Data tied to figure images
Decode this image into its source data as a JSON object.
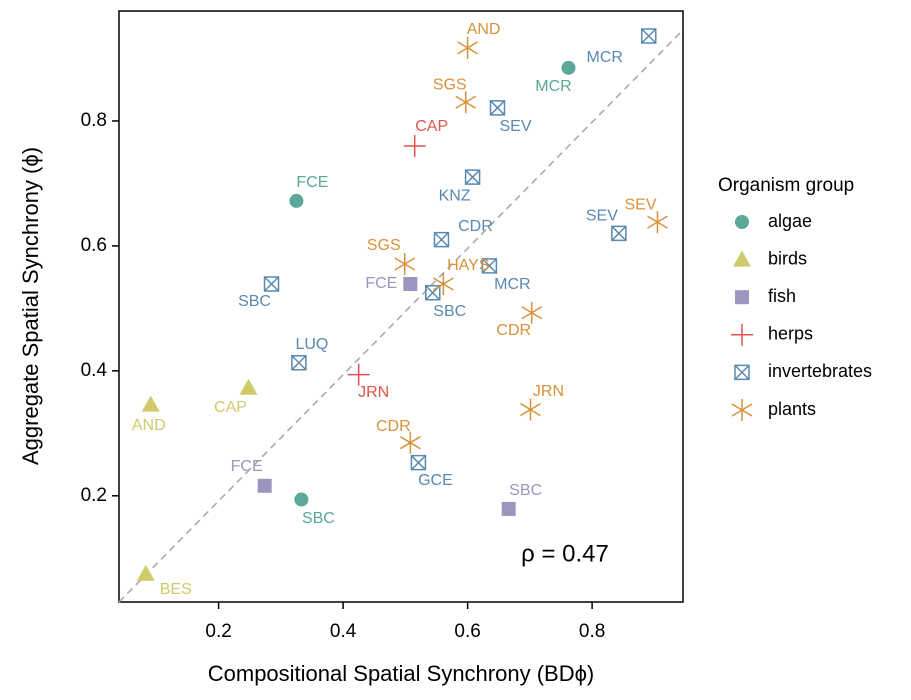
{
  "chart_data": {
    "type": "scatter",
    "xlabel": "Compositional Spatial Synchrony (BDϕ)",
    "ylabel": "Aggregate Spatial Synchrony (ϕ)",
    "annotation": "ρ = 0.47",
    "legend_title": "Organism group",
    "legend": "right",
    "xlim": [
      0.04,
      0.946
    ],
    "ylim": [
      0.03,
      0.976
    ],
    "xticks": [
      0.2,
      0.4,
      0.6,
      0.8
    ],
    "yticks": [
      0.2,
      0.4,
      0.6,
      0.8
    ],
    "series": [
      {
        "name": "algae",
        "color": "#5ba89a",
        "marker": "circle",
        "labels": [
          "FCE",
          "MCR",
          "SBC"
        ],
        "x": [
          0.325,
          0.762,
          0.333
        ],
        "values": [
          0.672,
          0.885,
          0.194
        ]
      },
      {
        "name": "birds",
        "color": "#cfcb6b",
        "marker": "triangle",
        "labels": [
          "AND",
          "CAP",
          "BES"
        ],
        "x": [
          0.091,
          0.248,
          0.083
        ],
        "values": [
          0.346,
          0.373,
          0.075
        ]
      },
      {
        "name": "fish",
        "color": "#9b96be",
        "marker": "square",
        "labels": [
          "FCE",
          "FCE",
          "SBC"
        ],
        "x": [
          0.508,
          0.274,
          0.666
        ],
        "values": [
          0.539,
          0.216,
          0.179
        ]
      },
      {
        "name": "herps",
        "color": "#e0544b",
        "marker": "plus",
        "labels": [
          "CAP",
          "JRN"
        ],
        "x": [
          0.515,
          0.425
        ],
        "values": [
          0.76,
          0.394
        ]
      },
      {
        "name": "invertebrates",
        "color": "#5a89b0",
        "marker": "boxx",
        "labels": [
          "MCR",
          "SEV",
          "KNZ",
          "CDR",
          "MCR",
          "SBC",
          "SBC",
          "LUQ",
          "GCE",
          "SEV"
        ],
        "x": [
          0.891,
          0.648,
          0.608,
          0.558,
          0.635,
          0.544,
          0.285,
          0.329,
          0.521,
          0.843
        ],
        "values": [
          0.936,
          0.821,
          0.71,
          0.61,
          0.568,
          0.525,
          0.539,
          0.413,
          0.253,
          0.62
        ]
      },
      {
        "name": "plants",
        "color": "#d9913a",
        "marker": "star",
        "labels": [
          "AND",
          "SGS",
          "SEV",
          "SGS",
          "HAYS",
          "CDR",
          "JRN",
          "CDR"
        ],
        "x": [
          0.6,
          0.597,
          0.905,
          0.499,
          0.561,
          0.703,
          0.701,
          0.508
        ],
        "values": [
          0.917,
          0.83,
          0.638,
          0.571,
          0.539,
          0.493,
          0.338,
          0.285
        ]
      }
    ]
  }
}
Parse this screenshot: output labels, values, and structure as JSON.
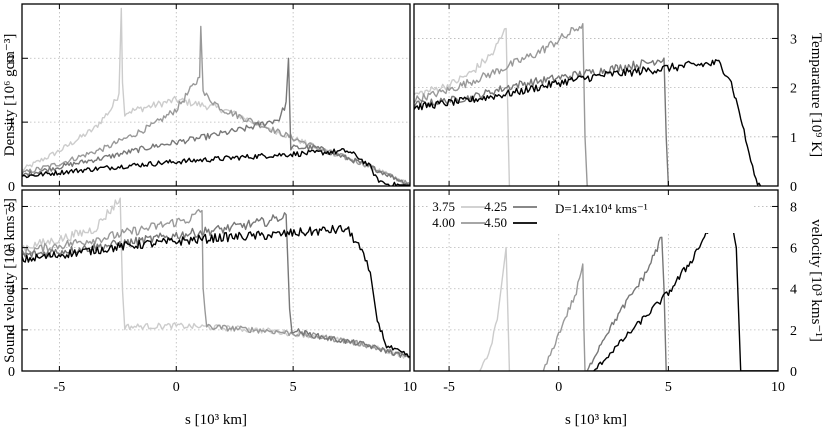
{
  "chart_data": {
    "type": "line",
    "layout": "2x2 panels, shared x axis",
    "series_styles": [
      {
        "label": "3.75",
        "color": "#cccccc"
      },
      {
        "label": "4.00",
        "color": "#999999"
      },
      {
        "label": "4.25",
        "color": "#777777"
      },
      {
        "label": "4.50",
        "color": "#000000"
      }
    ],
    "legend": {
      "placement": "top of bottom-right panel",
      "entries": [
        "3.75",
        "4.00",
        "4.25",
        "4.50"
      ],
      "note": "D=1.4x10⁴ kms⁻¹"
    },
    "xaxis": {
      "label": "s [10³ km]",
      "range": [
        -6.6,
        10
      ],
      "ticks": [
        -5,
        0,
        5,
        10
      ],
      "tick_labels": [
        "-5",
        "0",
        "5",
        "10"
      ]
    },
    "grid": "dotted, on",
    "panels": [
      {
        "id": "density",
        "position": "top-left",
        "ylabel": "Density [10⁶ gcm⁻³]",
        "y_axis_side": "left",
        "ylim": [
          0,
          2.85
        ],
        "yticks": [
          0,
          1,
          2
        ],
        "ytick_labels": [
          "0",
          "1",
          "2"
        ],
        "series": [
          {
            "label": "3.75",
            "x": [
              -6.6,
              -5,
              -3.5,
              -2.8,
              -2.45,
              -2.35,
              -2.3,
              -2.2,
              0,
              2,
              4,
              6,
              8,
              10
            ],
            "y": [
              0.25,
              0.55,
              0.9,
              1.2,
              1.45,
              2.78,
              1.6,
              1.15,
              1.35,
              1.2,
              0.9,
              0.6,
              0.35,
              0.02
            ]
          },
          {
            "label": "4.00",
            "x": [
              -6.6,
              -5,
              -3,
              -1,
              0,
              0.6,
              1,
              1.05,
              1.15,
              2,
              4,
              6,
              8,
              10
            ],
            "y": [
              0.2,
              0.35,
              0.6,
              0.95,
              1.2,
              1.5,
              1.7,
              2.5,
              1.45,
              1.2,
              0.9,
              0.6,
              0.35,
              0.02
            ]
          },
          {
            "label": "4.25",
            "x": [
              -6.6,
              -5,
              -3,
              -1,
              1,
              3,
              4.4,
              4.7,
              4.8,
              4.9,
              6,
              8,
              10
            ],
            "y": [
              0.17,
              0.3,
              0.45,
              0.62,
              0.75,
              0.9,
              1.05,
              1.3,
              2.0,
              0.6,
              0.6,
              0.35,
              0.02
            ]
          },
          {
            "label": "4.50",
            "x": [
              -6.6,
              -4,
              -2,
              0,
              2,
              4,
              6,
              7.3,
              7.8,
              8.3,
              8.6,
              9,
              10
            ],
            "y": [
              0.15,
              0.25,
              0.32,
              0.38,
              0.43,
              0.48,
              0.52,
              0.55,
              0.45,
              0.3,
              0.1,
              0.03,
              0.01
            ]
          }
        ]
      },
      {
        "id": "temperature",
        "position": "top-right",
        "ylabel": "Temparature [10⁹ K]",
        "y_axis_side": "right",
        "ylim": [
          0,
          3.7
        ],
        "yticks": [
          0,
          1,
          2,
          3
        ],
        "ytick_labels": [
          "0",
          "1",
          "2",
          "3"
        ],
        "series": [
          {
            "label": "3.75",
            "x": [
              -6.6,
              -5,
              -4,
              -3,
              -2.4,
              -2.3,
              -2.25
            ],
            "y": [
              1.85,
              2.05,
              2.3,
              2.7,
              3.2,
              1.0,
              0
            ]
          },
          {
            "label": "4.00",
            "x": [
              -6.6,
              -5,
              -3,
              -1,
              0.5,
              1.1,
              1.2,
              1.3
            ],
            "y": [
              1.75,
              1.95,
              2.3,
              2.7,
              3.1,
              3.3,
              1.0,
              0
            ]
          },
          {
            "label": "4.25",
            "x": [
              -6.6,
              -4,
              -2,
              0,
              2,
              4,
              4.8,
              4.9,
              5.0
            ],
            "y": [
              1.65,
              1.8,
              2.05,
              2.2,
              2.35,
              2.5,
              2.6,
              1.0,
              0
            ]
          },
          {
            "label": "4.50",
            "x": [
              -6.6,
              -4,
              -2,
              0,
              2,
              4,
              6,
              7.3,
              7.8,
              8.3,
              8.6,
              9.0,
              9.2
            ],
            "y": [
              1.6,
              1.75,
              1.9,
              2.1,
              2.25,
              2.35,
              2.45,
              2.5,
              2.2,
              1.4,
              0.8,
              0.1,
              0
            ]
          }
        ]
      },
      {
        "id": "sound_velocity",
        "position": "bottom-left",
        "ylabel": "Sound velocity [10³ kms⁻¹]",
        "y_axis_side": "left",
        "ylim": [
          0,
          8.8
        ],
        "yticks": [
          0,
          2,
          4,
          6,
          8
        ],
        "ytick_labels": [
          "0",
          "2",
          "4",
          "6",
          "8"
        ],
        "series": [
          {
            "label": "3.75",
            "x": [
              -6.6,
              -5,
              -3.5,
              -2.4,
              -2.3,
              -2.2,
              0,
              2,
              4,
              6,
              8,
              10
            ],
            "y": [
              6.0,
              6.4,
              6.9,
              8.4,
              4.0,
              2.15,
              2.2,
              2.1,
              1.95,
              1.7,
              1.3,
              0.65
            ]
          },
          {
            "label": "4.00",
            "x": [
              -6.6,
              -5,
              -3,
              -1,
              0.6,
              1.1,
              1.15,
              1.3,
              2,
              4,
              6,
              8,
              10
            ],
            "y": [
              5.8,
              6.1,
              6.5,
              7.0,
              7.4,
              7.8,
              4.0,
              2.15,
              2.1,
              1.95,
              1.7,
              1.3,
              0.65
            ]
          },
          {
            "label": "4.25",
            "x": [
              -6.6,
              -4,
              -2,
              0,
              2,
              4,
              4.7,
              4.85,
              4.95,
              6,
              8,
              10
            ],
            "y": [
              5.6,
              5.95,
              6.25,
              6.6,
              6.9,
              7.3,
              7.6,
              3.0,
              2.0,
              1.7,
              1.3,
              0.65
            ]
          },
          {
            "label": "4.50",
            "x": [
              -6.6,
              -4,
              -2,
              0,
              2,
              4,
              6,
              7.3,
              7.8,
              8.3,
              8.6,
              9.0,
              10
            ],
            "y": [
              5.4,
              5.8,
              6.1,
              6.3,
              6.5,
              6.6,
              6.8,
              6.9,
              6.1,
              4.8,
              2.5,
              1.2,
              0.7
            ]
          }
        ]
      },
      {
        "id": "velocity",
        "position": "bottom-right",
        "ylabel": "velocity [10³ kms⁻¹]",
        "y_axis_side": "right",
        "ylim": [
          0,
          8.8
        ],
        "yticks": [
          0,
          2,
          4,
          6,
          8
        ],
        "ytick_labels": [
          "0",
          "2",
          "4",
          "6",
          "8"
        ],
        "series": [
          {
            "label": "3.75",
            "x": [
              -3.6,
              -3.2,
              -2.8,
              -2.4,
              -2.3,
              -2.25,
              10
            ],
            "y": [
              0,
              0.8,
              2.5,
              6.0,
              2.0,
              0,
              0
            ]
          },
          {
            "label": "4.00",
            "x": [
              -0.7,
              -0.3,
              0.3,
              0.8,
              1.1,
              1.15,
              1.2,
              10
            ],
            "y": [
              0,
              1.0,
              2.6,
              3.8,
              5.2,
              2.0,
              0,
              0
            ]
          },
          {
            "label": "4.25",
            "x": [
              1.3,
              2.0,
              3.0,
              4.0,
              4.7,
              4.8,
              4.9,
              10
            ],
            "y": [
              0,
              1.5,
              3.2,
              4.8,
              6.5,
              4.0,
              0,
              0
            ]
          },
          {
            "label": "4.50",
            "x": [
              1.6,
              3,
              5,
              6,
              7,
              7.4,
              7.8,
              8.1,
              8.2,
              8.3,
              10
            ],
            "y": [
              0,
              1.6,
              3.8,
              5.3,
              7.2,
              8.2,
              7.8,
              6.0,
              3.0,
              0,
              0
            ]
          }
        ]
      }
    ]
  }
}
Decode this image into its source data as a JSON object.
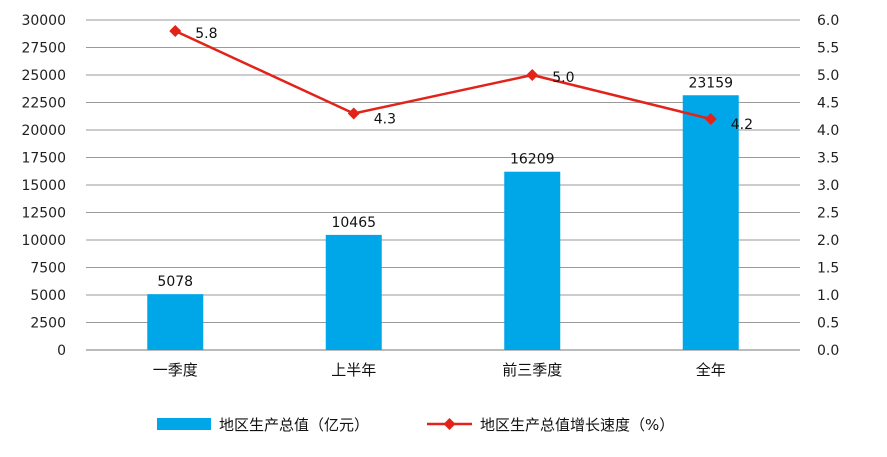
{
  "chart_data": {
    "type": "bar",
    "categories": [
      "一季度",
      "上半年",
      "前三季度",
      "全年"
    ],
    "series": [
      {
        "name": "地区生产总值（亿元）",
        "type": "bar",
        "axis": "left",
        "values": [
          5078,
          10465,
          16209,
          23159
        ],
        "data_labels": [
          "5078",
          "10465",
          "16209",
          "23159"
        ],
        "color": "#00A7E8"
      },
      {
        "name": "地区生产总值增长速度（%）",
        "type": "line",
        "axis": "right",
        "values": [
          5.8,
          4.3,
          5.0,
          4.2
        ],
        "data_labels": [
          "5.8",
          "4.3",
          "5.0",
          "4.2"
        ],
        "color": "#E2231A"
      }
    ],
    "y_left": {
      "ylim": [
        0,
        30000
      ],
      "ticks": [
        "0",
        "2500",
        "5000",
        "7500",
        "10000",
        "12500",
        "15000",
        "17500",
        "20000",
        "22500",
        "25000",
        "27500",
        "30000"
      ]
    },
    "y_right": {
      "ylim": [
        0,
        6
      ],
      "ticks": [
        "0.0",
        "0.5",
        "1.0",
        "1.5",
        "2.0",
        "2.5",
        "3.0",
        "3.5",
        "4.0",
        "4.5",
        "5.0",
        "5.5",
        "6.0"
      ]
    },
    "grid": true,
    "legend_position": "bottom"
  }
}
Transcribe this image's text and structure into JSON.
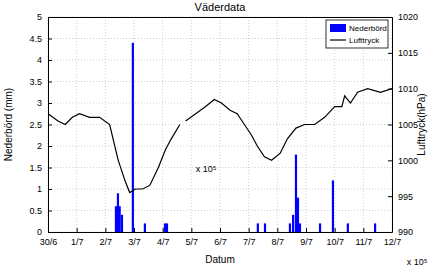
{
  "chart_data": {
    "type": "bar",
    "title": "Väderdata",
    "x_label": "Datum",
    "y_label": "Nederbörd (mm)",
    "y2_label": "Lufttryck(hPa)",
    "annotations": [
      "x 10⁵",
      "x 10⁵"
    ],
    "xlim": [
      0,
      12
    ],
    "xticks": [
      {
        "value": 0,
        "label": "30/6"
      },
      {
        "value": 1,
        "label": "1/7"
      },
      {
        "value": 2,
        "label": "2/7"
      },
      {
        "value": 3,
        "label": "3/7"
      },
      {
        "value": 4,
        "label": "4/7"
      },
      {
        "value": 5,
        "label": "5/7"
      },
      {
        "value": 6,
        "label": "6/7"
      },
      {
        "value": 7,
        "label": "7/7"
      },
      {
        "value": 8,
        "label": "8/7"
      },
      {
        "value": 9,
        "label": "9/7"
      },
      {
        "value": 10,
        "label": "10/7"
      },
      {
        "value": 11,
        "label": "11/7"
      },
      {
        "value": 12,
        "label": "12/7"
      }
    ],
    "ylim": [
      0,
      5
    ],
    "yticks": [
      0,
      0.5,
      1,
      1.5,
      2,
      2.5,
      3,
      3.5,
      4,
      4.5,
      5
    ],
    "y2lim": [
      990,
      1020
    ],
    "y2ticks": [
      990,
      995,
      1000,
      1005,
      1010,
      1015,
      1020
    ],
    "grid": true,
    "legend": "upper-right",
    "series": [
      {
        "name": "Nederbörd",
        "type": "bar",
        "color": "#0000ff",
        "x": [
          2.37,
          2.44,
          2.5,
          2.58,
          2.96,
          3.38,
          4.08,
          4.15,
          7.32,
          7.57,
          8.44,
          8.55,
          8.65,
          8.72,
          8.79,
          9.49,
          9.94,
          10.46,
          11.41
        ],
        "values": [
          0.6,
          0.9,
          0.6,
          0.4,
          4.4,
          0.2,
          0.2,
          0.2,
          0.2,
          0.2,
          0.2,
          0.4,
          1.8,
          0.8,
          0.2,
          0.2,
          1.2,
          0.2,
          0.2
        ]
      },
      {
        "name": "Lufttryck",
        "type": "line",
        "axis": "y2",
        "color": "#000000",
        "x": [
          0,
          0.35,
          0.6,
          0.85,
          1.1,
          1.45,
          1.8,
          2.15,
          2.45,
          2.7,
          2.85,
          3.05,
          3.3,
          3.55,
          3.85,
          4.1,
          4.3,
          4.6,
          4.7,
          4.8,
          5.15,
          5.5,
          5.8,
          6.05,
          6.35,
          6.6,
          6.85,
          7.1,
          7.3,
          7.55,
          7.8,
          8.1,
          8.35,
          8.65,
          8.95,
          9.3,
          9.65,
          10.0,
          10.25,
          10.35,
          10.55,
          10.8,
          11.15,
          11.6,
          12
        ],
        "values": [
          1006.5,
          1005.5,
          1005,
          1006,
          1006.5,
          1006,
          1006,
          1005,
          1000,
          997,
          995.5,
          996,
          996,
          996.5,
          999,
          1001.5,
          1003,
          1005,
          null,
          1005.5,
          1006.5,
          1007.5,
          1008.5,
          1008,
          1007,
          1006.5,
          1005,
          1003.5,
          1002,
          1000.5,
          1000,
          1001,
          1003,
          1004.5,
          1005,
          1005,
          1006,
          1007.5,
          1007.5,
          1009,
          1008,
          1009.5,
          1010,
          1009.5,
          1010
        ]
      }
    ]
  }
}
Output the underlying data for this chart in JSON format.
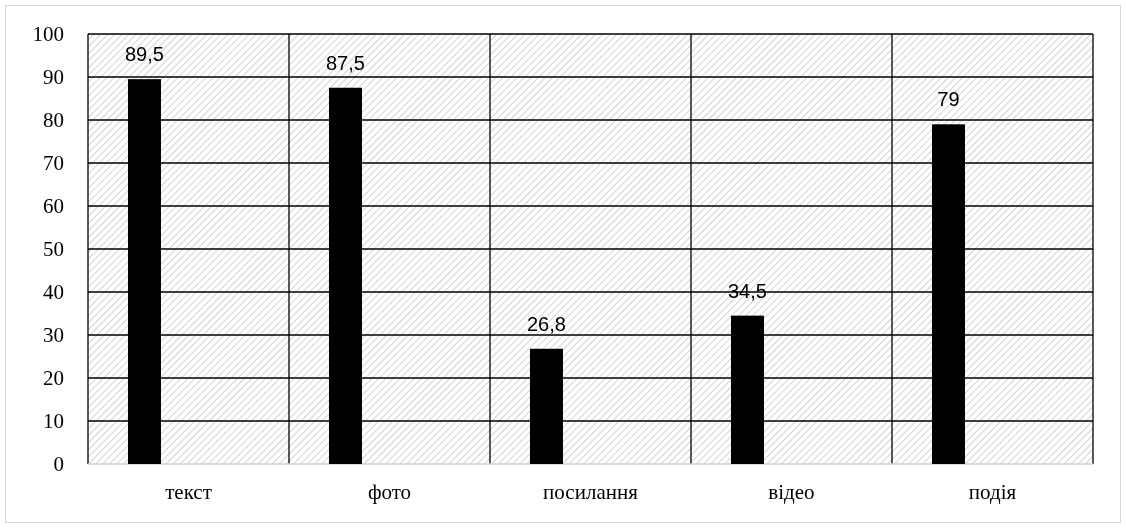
{
  "chart_data": {
    "type": "bar",
    "categories": [
      "текст",
      "фото",
      "посилання",
      "відео",
      "подія"
    ],
    "values": [
      89.5,
      87.5,
      26.8,
      34.5,
      79
    ],
    "color": "#000000",
    "value_labels": [
      "89,5",
      "87,5",
      "26,8",
      "34,5",
      "79"
    ],
    "ylim": [
      0,
      100
    ],
    "yticks": [
      0,
      10,
      20,
      30,
      40,
      50,
      60,
      70,
      80,
      90,
      100
    ],
    "grid": true
  }
}
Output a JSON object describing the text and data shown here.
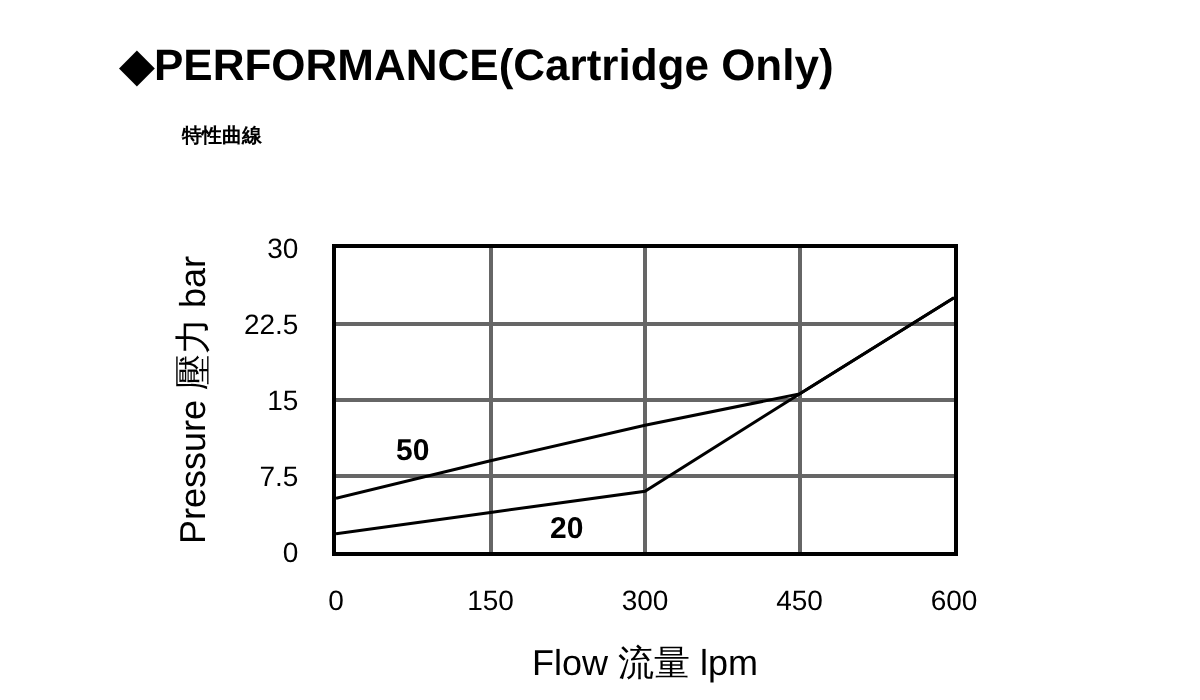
{
  "chart_data": {
    "type": "line",
    "title": "◆PERFORMANCE(Cartridge Only)",
    "subtitle": "特性曲線",
    "xlabel": "Flow 流量 lpm",
    "ylabel": "Pressure 壓力 bar",
    "x": [
      0,
      150,
      300,
      450,
      600
    ],
    "series": [
      {
        "name": "50",
        "color": "#000000",
        "values": [
          5.3,
          9.0,
          12.5,
          15.6,
          25.1
        ]
      },
      {
        "name": "20",
        "color": "#000000",
        "values": [
          1.8,
          3.9,
          6.0,
          15.6,
          25.1
        ]
      }
    ],
    "xlim": [
      0,
      600
    ],
    "xticks": [
      0,
      150,
      300,
      450,
      600
    ],
    "ylim": [
      0,
      30
    ],
    "yticks": [
      0,
      7.5,
      15,
      22.5,
      30
    ],
    "grid": true,
    "legend": false,
    "marker": "none",
    "line_style": "solid"
  }
}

◆ **Required work**
Report the number of lines in the entries above that include the string "this". Give nothing but the number.

◆ **Written reply**
5